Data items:
BEGIN
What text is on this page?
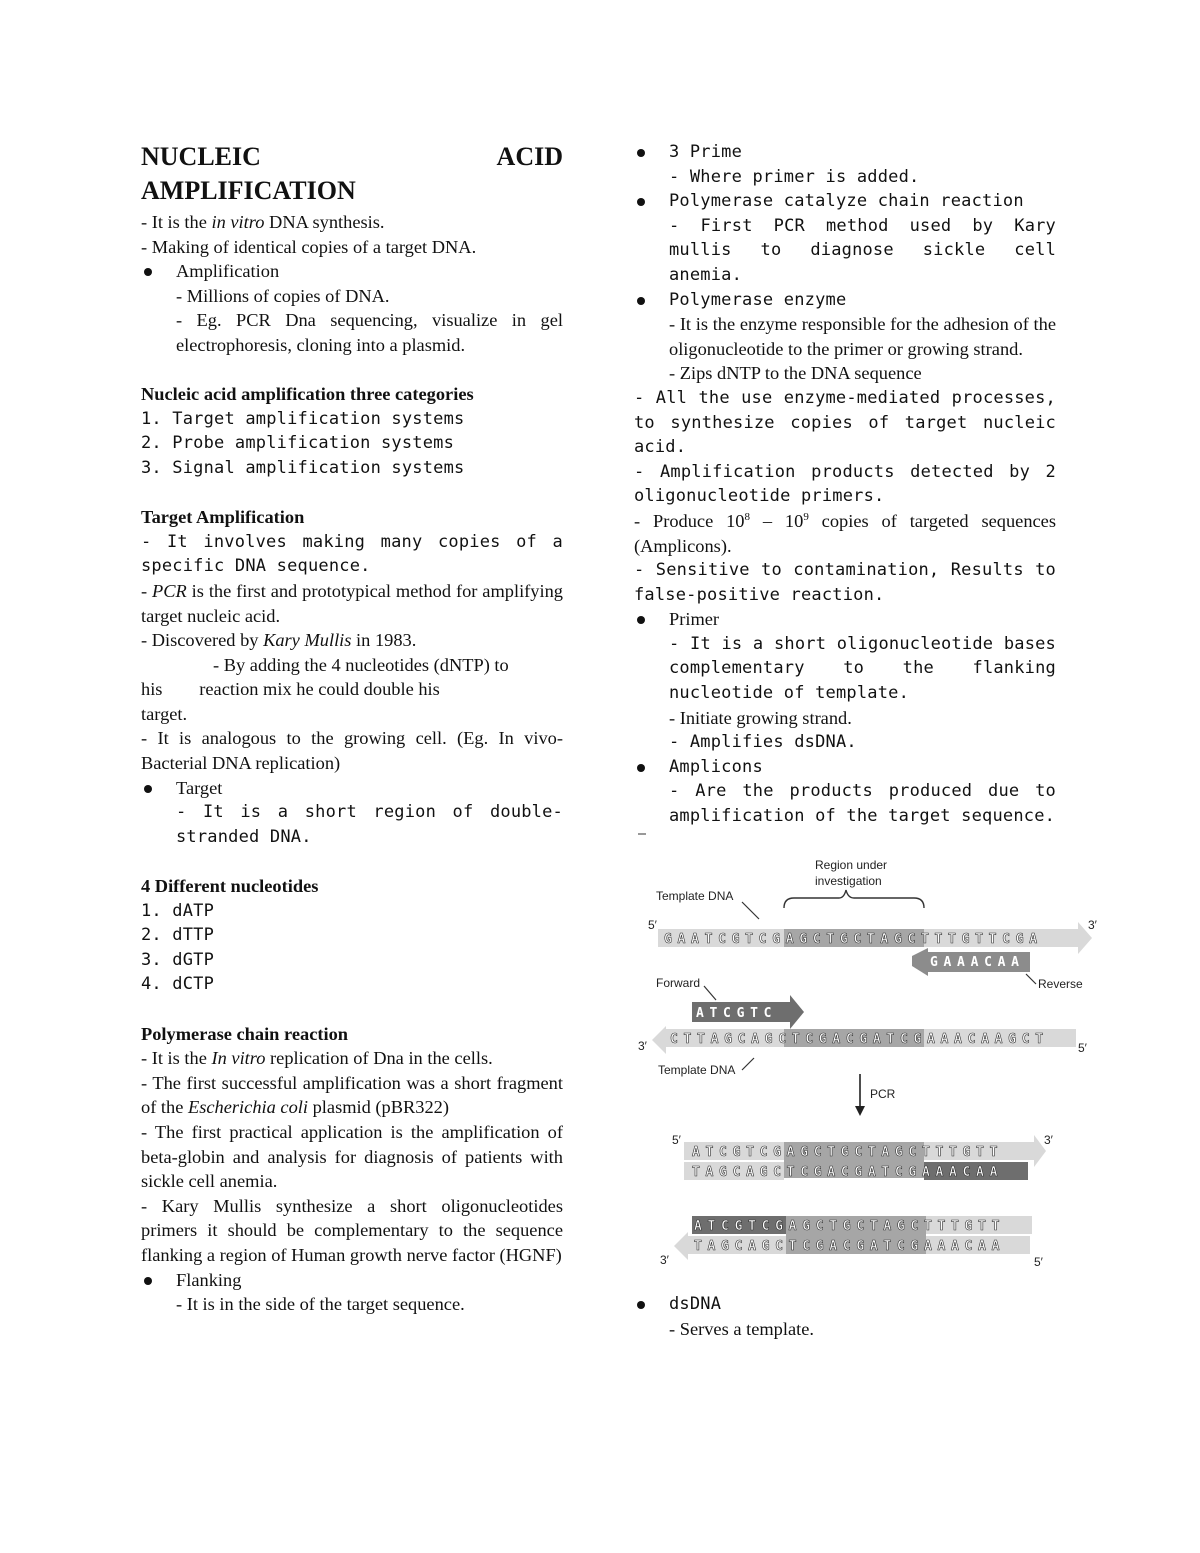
NUCLEIC	ACID
AMPLIFICATION

- It is the in vitro DNA synthesis.

- Making of identical copies of a target DNA.

Amplification

- Millions of copies of DNA.

- Eg. PCR Dna sequencing, visualize in gel electrophoresis, cloning into a plasmid.

Nucleic acid amplification three categories

1. Target amplification systems

2. Probe amplification systems

3. Signal amplification systems

Target Amplification

- It involves making many copies of a specific DNA sequence.

- PCR is the first and prototypical method for amplifying target nucleic acid.

- Discovered by Kary Mullis in 1983.

- By adding the 4 nucleotides (dNTP) to

his        reaction mix he could double his

target.

- It is analogous to the growing cell. (Eg. In vivo- Bacterial DNA replication)

Target

- It is a short region of double-stranded DNA.

4 Different nucleotides

1. dATP

2. dTTP

3. dGTP

4. dCTP

Polymerase chain reaction

- It is the In vitro replication of Dna in the cells.

- The first successful amplification was a short fragment of the Escherichia coli plasmid (pBR322)

- The first practical application is the amplification of beta-globin and analysis for diagnosis of patients with sickle cell anemia.

- Kary Mullis synthesize a short oligonucleotides primers it should be complementary to the sequence flanking a region of Human growth nerve factor (HGNF)

Flanking

- It is in the side of the target sequence.

3 Prime

- Where primer is added.

Polymerase catalyze chain reaction

- First PCR method used by Kary mullis to diagnose sickle cell anemia.

Polymerase enzyme

- It is the enzyme responsible for the adhesion of the oligonucleotide to the primer or growing strand.

- Zips dNTP to the DNA sequence

- All the use enzyme-mediated processes, to synthesize copies of target nucleic acid.

- Amplification products detected by 2 oligonucleotide primers.

- Produce $10^8 - 10^9$ copies of targeted sequences (Amplicons).

- Sensitive to contamination, Results to false-positive reaction.

Primer

- It is a short oligonucleotide bases complementary to the flanking nucleotide of template.

- Initiate growing strand.

- Amplifies dsDNA.

Amplicons

- Are the products produced due to amplification of the target sequence.

Region under
investigation
Template DNA
5′	3′
GAATCGTCGAGCTGCTAGCTTTGTTCGA
GAAACAA
Reverse
Forward
ATCGTC
3′	5′
CTTAGCAGCTCGACGATCGAAACAAGCT
Template DNA
PCR
5′	3′
ATCGTCGAGCTGCTAGCTTTGTT
TAGCAGCTCGACGATCGAAACAA
ATCGTCGAGCTGCTAGCTTTGTT
3′	5′
TAGCAGCTCGACGATCGAAACAA
dsDNA

- Serves a template.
END
[EXERCISE DIRECTIONS]
Bring together all lines of the entries above in which the string "replication" occurs.

[SOLUTION TO THE PROBLEM]
- It is analogous to the growing cell. (Eg. In vivo- Bacterial DNA replication)
- It is the In vitro replication of Dna in the cells.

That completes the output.